| PROBLEM A |
Copy the following lines from the listing verbatim, beginning at its first line and stopping after the line that contains "question-text: Blood pressure".

* BEGIN SELECTION *

A/A Testing: How I increased conversions 300% by doing absolutely nothing
There are few things wantrepreneurs (all due respect, I’m a recovering wantrepreneur myself) love to talk about more than running A/B tests.
The belief seems to be that if they just keep testing, they will find the answer, and build the business of their dreams.
Most of them are wrong. Many of their businesses would be better off if they didn’t run any A/B tests at all.
If you’re going to test, you should try A/A testing
At the very least, many of these wantrepreneurs would be doing themselves a favor if they would run A/A tests.
In an A/A test, you run a test using the exact same options for both “variants” in your test.
That’s right, there’s no difference between “A” and “B” in an A/A test. It sounds stupid, until you see the “results.”
I ran nothing but A/A tests for 8 months. And you won’t believe what are you still reading this subhead?
From June through January, I ran nothing but A/A tests in the emails I sent through MailChimp. 56 different campaigns, comprising more than 750,000 total emails, and I didn’t even test a subject line. (I’ve since switched from MailChimp to ActiveCampaign.)
That didn’t stop me from having a six-figure year in my fully-bootstrapped, solopreneur business.
During that time, I came across “results” like this.
I get a kick out of A/B testing the *exact same* email & finding statistically different performance pic.twitter.com/T6mR8beDnS
— David Kadavy (@kadavy) May 30, 2014
To many wantrepreneurs (my former self included), this looks like “oh wow, you increased opens by 10%!” They may even punch it into Visual Website Optimizer’s significance calculator and see that p=.048. “It’s statistically significant!” they (or I) might exclaim.
In fact, when I shared results of A/A tests like this, many people refused to believe me. They’d say things like:
“How are the emails different?” (They’re not.)

* END SELECTION *
* BEGIN EXTRACTED INFORMATION *

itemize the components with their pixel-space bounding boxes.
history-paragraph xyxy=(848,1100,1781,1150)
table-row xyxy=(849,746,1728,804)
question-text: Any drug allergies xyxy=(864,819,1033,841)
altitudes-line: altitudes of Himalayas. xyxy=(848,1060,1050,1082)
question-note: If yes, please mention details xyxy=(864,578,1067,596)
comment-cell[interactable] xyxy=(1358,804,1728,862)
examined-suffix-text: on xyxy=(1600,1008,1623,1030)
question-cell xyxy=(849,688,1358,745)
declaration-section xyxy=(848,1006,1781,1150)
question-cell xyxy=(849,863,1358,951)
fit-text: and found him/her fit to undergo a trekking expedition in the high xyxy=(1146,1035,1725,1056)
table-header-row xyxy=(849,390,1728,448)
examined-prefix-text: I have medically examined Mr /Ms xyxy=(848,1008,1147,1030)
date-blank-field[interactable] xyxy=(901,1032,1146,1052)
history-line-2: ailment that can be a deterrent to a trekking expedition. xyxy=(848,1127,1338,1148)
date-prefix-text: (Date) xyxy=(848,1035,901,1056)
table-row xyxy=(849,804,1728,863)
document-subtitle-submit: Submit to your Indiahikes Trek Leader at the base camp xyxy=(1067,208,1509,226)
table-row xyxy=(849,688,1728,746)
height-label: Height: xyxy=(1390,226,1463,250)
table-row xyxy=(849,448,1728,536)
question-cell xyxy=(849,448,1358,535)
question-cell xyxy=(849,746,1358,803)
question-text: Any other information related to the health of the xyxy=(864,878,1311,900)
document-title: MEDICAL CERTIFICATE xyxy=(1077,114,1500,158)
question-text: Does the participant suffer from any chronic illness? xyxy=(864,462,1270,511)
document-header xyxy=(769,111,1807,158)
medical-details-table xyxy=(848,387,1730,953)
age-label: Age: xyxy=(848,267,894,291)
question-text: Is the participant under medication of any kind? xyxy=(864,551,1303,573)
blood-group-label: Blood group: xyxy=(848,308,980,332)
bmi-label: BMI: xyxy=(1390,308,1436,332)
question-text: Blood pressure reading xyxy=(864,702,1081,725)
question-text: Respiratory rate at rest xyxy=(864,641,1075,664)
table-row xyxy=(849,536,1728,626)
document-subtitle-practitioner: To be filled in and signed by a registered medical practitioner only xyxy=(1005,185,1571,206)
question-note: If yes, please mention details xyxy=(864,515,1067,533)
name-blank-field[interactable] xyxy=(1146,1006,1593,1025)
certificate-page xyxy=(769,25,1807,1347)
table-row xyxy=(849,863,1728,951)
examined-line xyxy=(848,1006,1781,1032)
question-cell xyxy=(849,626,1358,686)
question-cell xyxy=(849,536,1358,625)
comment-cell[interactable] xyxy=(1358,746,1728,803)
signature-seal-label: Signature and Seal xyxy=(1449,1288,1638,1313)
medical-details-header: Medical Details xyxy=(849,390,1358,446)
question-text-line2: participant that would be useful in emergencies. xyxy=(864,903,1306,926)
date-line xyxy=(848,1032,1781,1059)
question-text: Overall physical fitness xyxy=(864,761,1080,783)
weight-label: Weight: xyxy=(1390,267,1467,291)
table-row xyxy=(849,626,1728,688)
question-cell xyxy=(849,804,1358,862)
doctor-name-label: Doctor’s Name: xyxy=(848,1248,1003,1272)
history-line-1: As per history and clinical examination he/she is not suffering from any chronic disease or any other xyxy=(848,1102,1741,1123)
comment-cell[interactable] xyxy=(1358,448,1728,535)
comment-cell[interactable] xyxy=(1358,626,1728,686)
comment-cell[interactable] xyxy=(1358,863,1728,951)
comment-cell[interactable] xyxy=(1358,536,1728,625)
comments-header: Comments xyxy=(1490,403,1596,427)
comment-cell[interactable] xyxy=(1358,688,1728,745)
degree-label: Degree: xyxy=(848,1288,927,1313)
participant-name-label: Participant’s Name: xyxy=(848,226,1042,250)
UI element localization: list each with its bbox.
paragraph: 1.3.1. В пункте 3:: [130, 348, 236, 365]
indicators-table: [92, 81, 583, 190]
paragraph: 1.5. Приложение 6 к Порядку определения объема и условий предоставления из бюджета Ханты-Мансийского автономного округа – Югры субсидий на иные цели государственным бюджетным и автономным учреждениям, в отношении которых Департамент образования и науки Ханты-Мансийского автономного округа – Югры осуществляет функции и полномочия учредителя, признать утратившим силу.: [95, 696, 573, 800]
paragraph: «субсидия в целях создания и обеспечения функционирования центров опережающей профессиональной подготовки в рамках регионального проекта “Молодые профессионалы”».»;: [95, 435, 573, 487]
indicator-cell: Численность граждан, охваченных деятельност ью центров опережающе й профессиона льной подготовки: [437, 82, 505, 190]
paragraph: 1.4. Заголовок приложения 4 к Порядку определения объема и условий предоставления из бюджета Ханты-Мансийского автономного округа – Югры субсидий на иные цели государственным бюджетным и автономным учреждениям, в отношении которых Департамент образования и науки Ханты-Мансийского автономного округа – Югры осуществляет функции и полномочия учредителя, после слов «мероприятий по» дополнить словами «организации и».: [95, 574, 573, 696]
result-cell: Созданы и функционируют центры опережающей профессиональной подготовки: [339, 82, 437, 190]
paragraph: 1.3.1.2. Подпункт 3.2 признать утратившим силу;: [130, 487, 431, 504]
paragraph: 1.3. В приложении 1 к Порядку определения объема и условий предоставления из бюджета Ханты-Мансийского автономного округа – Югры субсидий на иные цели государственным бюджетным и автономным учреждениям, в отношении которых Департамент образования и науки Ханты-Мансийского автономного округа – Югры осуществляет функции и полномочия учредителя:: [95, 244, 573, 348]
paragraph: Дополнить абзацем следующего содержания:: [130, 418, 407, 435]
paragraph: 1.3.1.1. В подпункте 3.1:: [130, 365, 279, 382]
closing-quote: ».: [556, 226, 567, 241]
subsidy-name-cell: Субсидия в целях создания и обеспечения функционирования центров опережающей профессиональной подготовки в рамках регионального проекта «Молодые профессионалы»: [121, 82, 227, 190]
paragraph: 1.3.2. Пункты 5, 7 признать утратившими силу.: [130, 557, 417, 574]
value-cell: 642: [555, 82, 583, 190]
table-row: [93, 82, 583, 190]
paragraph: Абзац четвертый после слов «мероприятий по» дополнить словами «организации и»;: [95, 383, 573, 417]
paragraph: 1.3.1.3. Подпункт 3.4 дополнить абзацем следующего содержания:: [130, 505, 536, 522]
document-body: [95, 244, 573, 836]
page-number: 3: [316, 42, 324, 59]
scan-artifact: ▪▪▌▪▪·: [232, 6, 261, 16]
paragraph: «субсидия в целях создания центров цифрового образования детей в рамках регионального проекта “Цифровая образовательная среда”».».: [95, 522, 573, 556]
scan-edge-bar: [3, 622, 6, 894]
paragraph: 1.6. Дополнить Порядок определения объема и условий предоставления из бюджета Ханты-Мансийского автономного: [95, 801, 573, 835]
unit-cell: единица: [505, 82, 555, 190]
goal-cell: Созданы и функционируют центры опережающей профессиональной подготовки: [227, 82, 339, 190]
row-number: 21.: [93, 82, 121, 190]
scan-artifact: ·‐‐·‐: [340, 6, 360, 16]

* END EXTRACTED INFORMATION *

| PROBLEM B |
In the passage on A/A testing, start at the words "I ran nothing but A/A tests for" and stop after "MailChimp to ActiveCampaign.)". Write out that span, switching "campaigns" to "mailings".

| PROBLEM SOLUTION A |
itemize the components with their pixel-space bounding boxes.
history-paragraph xyxy=(848,1100,1781,1150)
table-row xyxy=(849,746,1728,804)
question-text: Any drug allergies xyxy=(864,819,1033,841)
altitudes-line: altitudes of Himalayas. xyxy=(848,1060,1050,1082)
question-note: If yes, please mention details xyxy=(864,578,1067,596)
comment-cell[interactable] xyxy=(1358,804,1728,862)
examined-suffix-text: on xyxy=(1600,1008,1623,1030)
question-cell xyxy=(849,688,1358,745)
declaration-section xyxy=(848,1006,1781,1150)
question-cell xyxy=(849,863,1358,951)
fit-text: and found him/her fit to undergo a trekking expedition in the high xyxy=(1146,1035,1725,1056)
table-header-row xyxy=(849,390,1728,448)
examined-prefix-text: I have medically examined Mr /Ms xyxy=(848,1008,1147,1030)
date-blank-field[interactable] xyxy=(901,1032,1146,1052)
history-line-2: ailment that can be a deterrent to a trekking expedition. xyxy=(848,1127,1338,1148)
date-prefix-text: (Date) xyxy=(848,1035,901,1056)
table-row xyxy=(849,804,1728,863)
document-subtitle-submit: Submit to your Indiahikes Trek Leader at the base camp xyxy=(1067,208,1509,226)
table-row xyxy=(849,688,1728,746)
height-label: Height: xyxy=(1390,226,1463,250)
table-row xyxy=(849,448,1728,536)
question-cell xyxy=(849,448,1358,535)
question-cell xyxy=(849,746,1358,803)
question-text: Any other information related to the health of the xyxy=(864,878,1311,900)
document-title: MEDICAL CERTIFICATE xyxy=(1077,114,1500,158)
question-text: Does the participant suffer from any chronic illness? xyxy=(864,462,1270,511)
document-header xyxy=(769,111,1807,158)
medical-details-table xyxy=(848,387,1730,953)
age-label: Age: xyxy=(848,267,894,291)
question-text: Is the participant under medication of any kind? xyxy=(864,551,1303,573)
blood-group-label: Blood group: xyxy=(848,308,980,332)
bmi-label: BMI: xyxy=(1390,308,1436,332)
question-text: Blood pressure reading xyxy=(864,702,1081,725)

| PROBLEM SOLUTION B |
I ran nothing but A/A tests for 8 months. And you won’t believe what are you still reading this subhead?
From June through January, I ran nothing but A/A tests in the emails I sent through MailChimp. 56 different mailings, comprising more than 750,000 total emails, and I didn’t even test a subject line. (I’ve since switched from MailChimp to ActiveCampaign.)